| Aim of the exercise |
Identify and reproduce every line holding the string "text".

| Given data |
━━━━━━━━━━━━━━━━━━━━━━━━━━━━━━

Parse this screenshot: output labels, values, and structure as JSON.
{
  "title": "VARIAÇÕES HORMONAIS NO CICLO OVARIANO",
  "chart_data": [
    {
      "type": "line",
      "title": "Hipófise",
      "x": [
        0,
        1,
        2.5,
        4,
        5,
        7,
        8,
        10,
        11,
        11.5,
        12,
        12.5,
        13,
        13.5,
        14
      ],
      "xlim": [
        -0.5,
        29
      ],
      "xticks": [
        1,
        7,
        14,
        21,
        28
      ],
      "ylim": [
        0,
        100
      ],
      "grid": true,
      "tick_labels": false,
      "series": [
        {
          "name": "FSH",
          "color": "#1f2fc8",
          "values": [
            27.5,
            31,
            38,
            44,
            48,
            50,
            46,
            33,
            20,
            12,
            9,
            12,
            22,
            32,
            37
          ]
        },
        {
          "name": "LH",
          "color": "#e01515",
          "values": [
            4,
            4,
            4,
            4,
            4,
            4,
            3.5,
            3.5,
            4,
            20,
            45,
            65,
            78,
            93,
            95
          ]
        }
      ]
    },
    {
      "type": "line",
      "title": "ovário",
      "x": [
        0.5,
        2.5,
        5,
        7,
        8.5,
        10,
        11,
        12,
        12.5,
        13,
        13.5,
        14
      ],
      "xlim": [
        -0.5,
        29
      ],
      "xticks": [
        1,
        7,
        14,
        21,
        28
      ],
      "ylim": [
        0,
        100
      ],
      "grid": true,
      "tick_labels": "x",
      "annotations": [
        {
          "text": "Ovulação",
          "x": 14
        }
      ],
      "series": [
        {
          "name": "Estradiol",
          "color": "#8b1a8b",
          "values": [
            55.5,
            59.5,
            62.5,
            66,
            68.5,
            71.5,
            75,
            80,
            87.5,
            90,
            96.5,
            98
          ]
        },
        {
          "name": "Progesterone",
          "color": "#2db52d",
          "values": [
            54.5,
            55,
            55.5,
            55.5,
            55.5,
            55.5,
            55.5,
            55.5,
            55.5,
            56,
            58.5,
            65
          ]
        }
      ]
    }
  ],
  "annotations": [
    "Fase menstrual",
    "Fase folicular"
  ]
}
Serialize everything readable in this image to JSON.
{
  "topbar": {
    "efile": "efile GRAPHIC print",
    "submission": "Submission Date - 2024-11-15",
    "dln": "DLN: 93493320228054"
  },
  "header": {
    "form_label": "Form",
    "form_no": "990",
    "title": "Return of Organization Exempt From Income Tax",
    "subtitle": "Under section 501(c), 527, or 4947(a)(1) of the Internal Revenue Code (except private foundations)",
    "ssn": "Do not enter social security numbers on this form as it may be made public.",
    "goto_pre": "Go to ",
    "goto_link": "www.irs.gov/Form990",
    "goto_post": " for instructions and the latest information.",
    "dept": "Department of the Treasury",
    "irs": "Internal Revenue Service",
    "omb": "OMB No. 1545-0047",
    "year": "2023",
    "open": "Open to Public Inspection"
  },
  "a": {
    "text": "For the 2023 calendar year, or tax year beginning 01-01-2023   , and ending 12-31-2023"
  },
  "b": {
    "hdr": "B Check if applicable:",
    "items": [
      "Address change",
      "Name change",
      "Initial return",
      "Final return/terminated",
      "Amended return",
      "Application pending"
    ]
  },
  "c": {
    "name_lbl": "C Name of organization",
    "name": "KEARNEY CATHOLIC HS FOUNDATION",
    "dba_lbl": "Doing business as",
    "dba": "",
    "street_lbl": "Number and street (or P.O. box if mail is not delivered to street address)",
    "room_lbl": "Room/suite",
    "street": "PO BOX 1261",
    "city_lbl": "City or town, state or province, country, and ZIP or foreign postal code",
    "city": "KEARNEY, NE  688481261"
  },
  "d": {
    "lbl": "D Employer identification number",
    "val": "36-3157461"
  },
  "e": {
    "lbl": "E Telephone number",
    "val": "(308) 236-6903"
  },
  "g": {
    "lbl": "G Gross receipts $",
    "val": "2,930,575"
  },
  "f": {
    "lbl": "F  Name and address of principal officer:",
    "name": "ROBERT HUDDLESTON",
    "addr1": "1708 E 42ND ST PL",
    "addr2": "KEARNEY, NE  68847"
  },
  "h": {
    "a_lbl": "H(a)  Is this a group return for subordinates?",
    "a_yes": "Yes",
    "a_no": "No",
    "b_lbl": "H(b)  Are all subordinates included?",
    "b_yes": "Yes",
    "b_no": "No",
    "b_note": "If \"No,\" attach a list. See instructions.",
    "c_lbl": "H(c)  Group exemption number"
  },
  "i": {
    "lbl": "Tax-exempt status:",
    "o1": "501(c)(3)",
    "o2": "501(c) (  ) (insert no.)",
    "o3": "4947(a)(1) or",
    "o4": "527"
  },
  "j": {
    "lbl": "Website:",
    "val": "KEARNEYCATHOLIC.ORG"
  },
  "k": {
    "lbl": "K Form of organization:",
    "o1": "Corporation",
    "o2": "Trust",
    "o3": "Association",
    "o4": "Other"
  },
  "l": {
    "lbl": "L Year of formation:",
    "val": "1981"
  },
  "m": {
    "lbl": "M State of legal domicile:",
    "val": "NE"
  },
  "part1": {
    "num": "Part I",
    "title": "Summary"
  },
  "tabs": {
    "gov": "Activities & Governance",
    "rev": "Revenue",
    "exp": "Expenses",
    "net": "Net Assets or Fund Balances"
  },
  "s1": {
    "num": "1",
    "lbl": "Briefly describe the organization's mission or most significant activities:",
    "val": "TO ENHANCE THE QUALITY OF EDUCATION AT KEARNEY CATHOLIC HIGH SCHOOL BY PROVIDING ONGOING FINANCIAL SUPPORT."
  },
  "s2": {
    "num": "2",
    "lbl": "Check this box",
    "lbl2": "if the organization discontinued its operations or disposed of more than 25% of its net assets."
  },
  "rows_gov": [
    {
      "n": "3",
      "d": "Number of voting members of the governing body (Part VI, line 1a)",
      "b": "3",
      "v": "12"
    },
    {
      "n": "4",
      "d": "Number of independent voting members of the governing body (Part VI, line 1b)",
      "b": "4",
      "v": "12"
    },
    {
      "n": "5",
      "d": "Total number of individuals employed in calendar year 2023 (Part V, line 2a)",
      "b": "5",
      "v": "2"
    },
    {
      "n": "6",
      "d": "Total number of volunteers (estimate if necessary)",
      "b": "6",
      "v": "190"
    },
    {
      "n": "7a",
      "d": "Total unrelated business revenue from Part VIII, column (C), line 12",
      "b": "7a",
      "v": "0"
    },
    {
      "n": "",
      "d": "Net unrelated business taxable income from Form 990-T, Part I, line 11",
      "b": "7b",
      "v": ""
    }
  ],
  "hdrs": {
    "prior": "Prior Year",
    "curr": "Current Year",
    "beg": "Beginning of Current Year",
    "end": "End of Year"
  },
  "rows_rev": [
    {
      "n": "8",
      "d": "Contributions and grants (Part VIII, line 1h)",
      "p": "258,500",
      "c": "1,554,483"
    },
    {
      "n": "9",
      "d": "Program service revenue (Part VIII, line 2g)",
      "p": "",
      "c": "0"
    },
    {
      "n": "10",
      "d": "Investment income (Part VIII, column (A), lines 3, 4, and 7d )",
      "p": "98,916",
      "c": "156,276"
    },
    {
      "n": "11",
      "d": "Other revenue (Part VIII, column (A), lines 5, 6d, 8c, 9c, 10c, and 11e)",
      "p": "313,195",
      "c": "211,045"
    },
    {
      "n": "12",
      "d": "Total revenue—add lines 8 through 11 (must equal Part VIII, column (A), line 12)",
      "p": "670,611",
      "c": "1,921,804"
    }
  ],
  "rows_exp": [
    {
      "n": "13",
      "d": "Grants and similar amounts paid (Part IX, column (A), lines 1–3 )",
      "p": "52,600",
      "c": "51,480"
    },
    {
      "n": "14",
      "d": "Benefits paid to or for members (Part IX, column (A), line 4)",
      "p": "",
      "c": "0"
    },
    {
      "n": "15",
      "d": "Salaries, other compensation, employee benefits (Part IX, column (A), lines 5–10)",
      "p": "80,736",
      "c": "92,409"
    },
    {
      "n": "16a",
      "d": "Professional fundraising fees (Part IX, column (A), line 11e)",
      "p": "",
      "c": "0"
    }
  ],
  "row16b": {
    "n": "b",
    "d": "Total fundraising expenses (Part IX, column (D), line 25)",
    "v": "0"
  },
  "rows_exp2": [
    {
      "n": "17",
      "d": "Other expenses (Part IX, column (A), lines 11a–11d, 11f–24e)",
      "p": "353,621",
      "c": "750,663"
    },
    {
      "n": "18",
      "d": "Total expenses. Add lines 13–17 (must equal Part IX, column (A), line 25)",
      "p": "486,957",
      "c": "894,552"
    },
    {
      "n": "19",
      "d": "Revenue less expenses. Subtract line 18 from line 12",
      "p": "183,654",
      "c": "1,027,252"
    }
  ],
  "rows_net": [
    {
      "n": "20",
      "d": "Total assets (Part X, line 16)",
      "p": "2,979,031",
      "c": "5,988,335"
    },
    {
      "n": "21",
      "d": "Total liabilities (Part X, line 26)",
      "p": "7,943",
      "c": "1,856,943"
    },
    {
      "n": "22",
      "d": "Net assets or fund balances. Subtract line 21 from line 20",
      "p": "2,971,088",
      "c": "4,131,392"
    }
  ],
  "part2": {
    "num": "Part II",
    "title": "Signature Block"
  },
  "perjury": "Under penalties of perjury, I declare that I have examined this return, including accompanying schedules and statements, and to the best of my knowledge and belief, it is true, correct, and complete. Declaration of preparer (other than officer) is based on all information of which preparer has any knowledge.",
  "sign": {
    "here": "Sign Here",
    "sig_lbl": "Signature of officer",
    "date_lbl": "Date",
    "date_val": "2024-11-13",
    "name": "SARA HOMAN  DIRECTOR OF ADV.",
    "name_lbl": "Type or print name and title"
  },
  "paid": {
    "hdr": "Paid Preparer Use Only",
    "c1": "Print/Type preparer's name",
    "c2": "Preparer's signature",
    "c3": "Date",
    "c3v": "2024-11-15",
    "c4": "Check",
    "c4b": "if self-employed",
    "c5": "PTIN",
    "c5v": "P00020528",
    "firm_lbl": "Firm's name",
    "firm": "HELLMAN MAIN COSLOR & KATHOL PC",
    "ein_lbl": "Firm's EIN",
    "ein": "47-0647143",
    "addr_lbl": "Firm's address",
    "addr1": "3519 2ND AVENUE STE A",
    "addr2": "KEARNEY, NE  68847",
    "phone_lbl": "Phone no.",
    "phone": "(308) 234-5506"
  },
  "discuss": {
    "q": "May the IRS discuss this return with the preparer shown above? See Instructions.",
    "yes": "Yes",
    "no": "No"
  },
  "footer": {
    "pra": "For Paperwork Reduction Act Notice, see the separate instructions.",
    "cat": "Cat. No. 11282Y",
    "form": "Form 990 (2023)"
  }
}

━━━━━━━━━━━━━━━━━━━━━━━━━━━━━━

| Solution below |
          "text": "Ovulação",
    "text": "For the 2023 calendar year, or tax year beginning 01-01-2023   , and ending 12-31-2023"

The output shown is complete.